Late affinity check failre counted as failed build

Bug #1996732 reported by Balazs Gibizer
10
This bug affects 2 people
Affects Status Importance Assigned to Milestone
OpenStack Compute (nova)
Fix Released
Low
Yusuke Okada

Bug Description

The late anti-affinity checks runs in the compute manager to avoid parallel scheduling requests to invalidate the anti-affinity server group policy. When the check fails the instance is re-scheduled. However this failure counted as a real instance boot failure of the compute host[1][2][3] and can lead to de-prioritization of the compute host in the scheduler via BuildFailureWeigher[4]. As the late anti-affinity check is does not indicate any fault of the compute host itself it should not be counted towards the build failure counter.

────────────────────────────────────────

## Given problem 1:
Can you reproduce the bug report, everything from "Fix Released" down to "build failure counter."?

────────────────────────────────────────

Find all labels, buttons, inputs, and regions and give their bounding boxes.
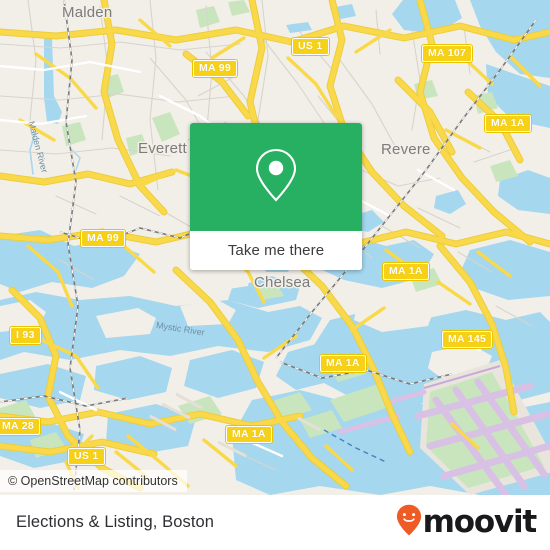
moovit-wordmark: moovit: [422, 504, 538, 540]
highway-shield-ma-145[interactable]: MA 145: [440, 330, 494, 349]
map-attribution[interactable]: © OpenStreetMap contributors: [0, 470, 187, 492]
highway-shield-us-1-south[interactable]: US 1: [67, 447, 106, 466]
highway-shield-ma-1a-lower[interactable]: MA 1A: [319, 354, 367, 373]
footer-bar: Elections & Listing, Boston moovit: [0, 495, 550, 550]
location-pin-icon: [252, 146, 300, 209]
highway-shield-ma-99-west[interactable]: MA 99: [79, 229, 127, 248]
map-screen: .w { fill:#a5d7ee; } .land { fill:#f2efe…: [0, 0, 550, 550]
highway-shield-ma-99-north[interactable]: MA 99: [191, 59, 239, 78]
take-me-there-button[interactable]: Take me there: [190, 231, 362, 270]
highway-shield-ma-1a-north[interactable]: MA 1A: [484, 114, 532, 133]
highway-shield-ma-28[interactable]: MA 28: [0, 417, 42, 436]
highway-shield-us-1-north[interactable]: US 1: [291, 37, 330, 56]
card-image-placeholder: [190, 123, 362, 231]
location-info-card[interactable]: Take me there: [190, 123, 362, 270]
moovit-logo[interactable]: moovit: [396, 504, 538, 541]
moovit-pin-icon: [396, 504, 422, 541]
highway-shield-i-93[interactable]: I 93: [9, 326, 42, 345]
highway-shield-ma-1a-south[interactable]: MA 1A: [225, 425, 273, 444]
highway-shield-ma-107[interactable]: MA 107: [420, 44, 474, 63]
page-title: Elections & Listing, Boston: [16, 513, 215, 531]
highway-shield-ma-1a-mid[interactable]: MA 1A: [382, 262, 430, 281]
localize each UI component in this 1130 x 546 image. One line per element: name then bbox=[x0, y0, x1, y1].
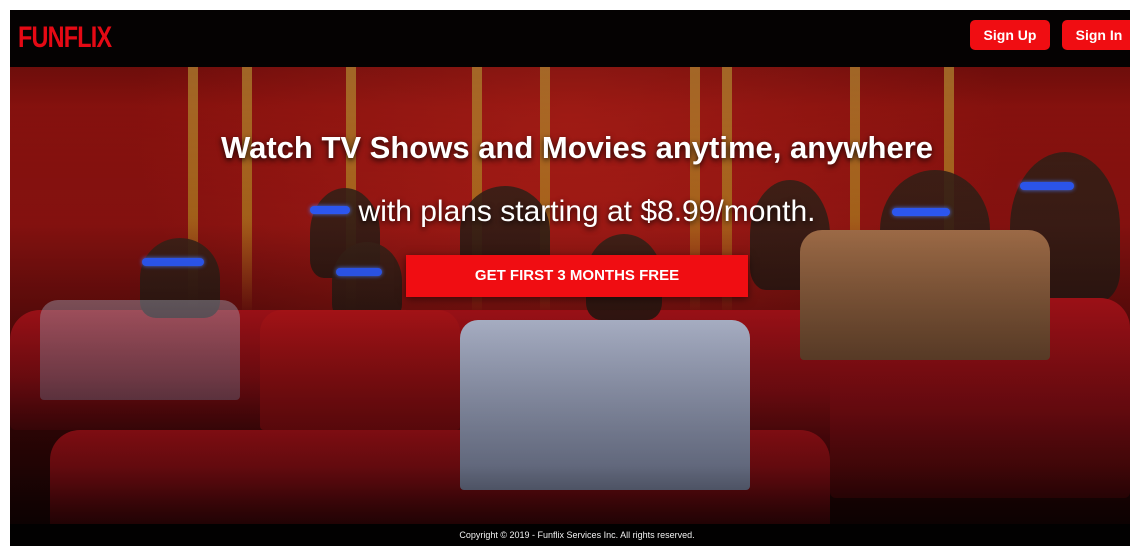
top-nav-bar: FUNFLIX Sign Up Sign In bbox=[10, 10, 1130, 67]
copyright-text: Copyright © 2019 - Funflix Services Inc.… bbox=[459, 530, 695, 540]
sign-in-button[interactable]: Sign In bbox=[1062, 20, 1130, 50]
funflix-logo[interactable]: FUNFLIX bbox=[18, 20, 112, 56]
get-free-months-button[interactable]: GET FIRST 3 MONTHS FREE bbox=[406, 255, 748, 297]
footer: Copyright © 2019 - Funflix Services Inc.… bbox=[10, 524, 1130, 546]
hero-headline: Watch TV Shows and Movies anytime, anywh… bbox=[220, 130, 934, 165]
page-frame: FUNFLIX Sign Up Sign In Watch TV Shows a… bbox=[10, 10, 1130, 546]
hero-subheadline: with plans starting at $8.99/month. bbox=[358, 195, 816, 228]
sign-up-button[interactable]: Sign Up bbox=[970, 20, 1050, 50]
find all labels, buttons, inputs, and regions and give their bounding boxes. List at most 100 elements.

────────────────────────────────────────

## Given problem 2:
Could you convert the lines in the entries, everything from the line containing "moovit-wordmark: moovit: [422, 504, 538, 540]" down to the line containing "localize each UI", into a JSON list of strings with one string per line and blank lines left out?

## Full answer 1:
Fix Released
Low
Yusuke Okada

Bug Description

The late anti-affinity checks runs in the compute manager to avoid parallel scheduling requests to invalidate the anti-affinity server group policy. When the check fails the instance is re-scheduled. However this failure counted as a real instance boot failure of the compute host[1][2][3] and can lead to de-prioritization of the compute host in the scheduler via BuildFailureWeigher[4]. As the late anti-affinity check is does not indicate any fault of the compute host itself it should not be counted towards the build failure counter.

## Full answer 2:
[
  "moovit-wordmark: moovit: [422, 504, 538, 540]",
  "highway-shield-ma-145[interactable]: MA 145: [440, 330, 494, 349]",
  "map-attribution[interactable]: © OpenStreetMap contributors: [0, 470, 187, 492]",
  "highway-shield-us-1-south[interactable]: US 1: [67, 447, 106, 466]",
  "highway-shield-ma-1a-lower[interactable]: MA 1A: [319, 354, 367, 373]",
  "footer-bar: Elections & Listing, Boston moovit: [0, 495, 550, 550]",
  "location-pin-icon: [252, 146, 300, 209]",
  "highway-shield-ma-99-west[interactable]: MA 99: [79, 229, 127, 248]",
  "map-screen: .w { fill:#a5d7ee; } .land { fill:#f2efe…: [0, 0, 550, 550]",
  "highway-shield-ma-99-north[interactable]: MA 99: [191, 59, 239, 78]",
  "take-me-there-button[interactable]: Take me there: [190, 231, 362, 270]",
  "highway-shield-ma-1a-north[interactable]: MA 1A: [484, 114, 532, 133]",
  "highway-shield-ma-28[interactable]: MA 28: [0, 417, 42, 436]",
  "highway-shield-us-1-north[interactable]: US 1: [291, 37, 330, 56]",
  "card-image-placeholder: [190, 123, 362, 231]",
  "location-info-card[interactable]: Take me there: [190, 123, 362, 270]",
  "moovit-logo[interactable]: moovit: [396, 504, 538, 541]",
  "moovit-pin-icon: [396, 504, 422, 541]",
  "highway-shield-i-93[interactable]: I 93: [9, 326, 42, 345]",
  "highway-shield-ma-1a-south[interactable]: MA 1A: [225, 425, 273, 444]",
  "highway-shield-ma-107[interactable]: MA 107: [420, 44, 474, 63]",
  "page-title: Elections & Listing, Boston: [16, 513, 215, 531]",
  "highway-shield-ma-1a-mid[interactable]: MA 1A: [382, 262, 430, 281]",
  "localize each UI component in this 1130 x 546 image. One line per element: name then bbox=[x0, y0, x1, y1]."
]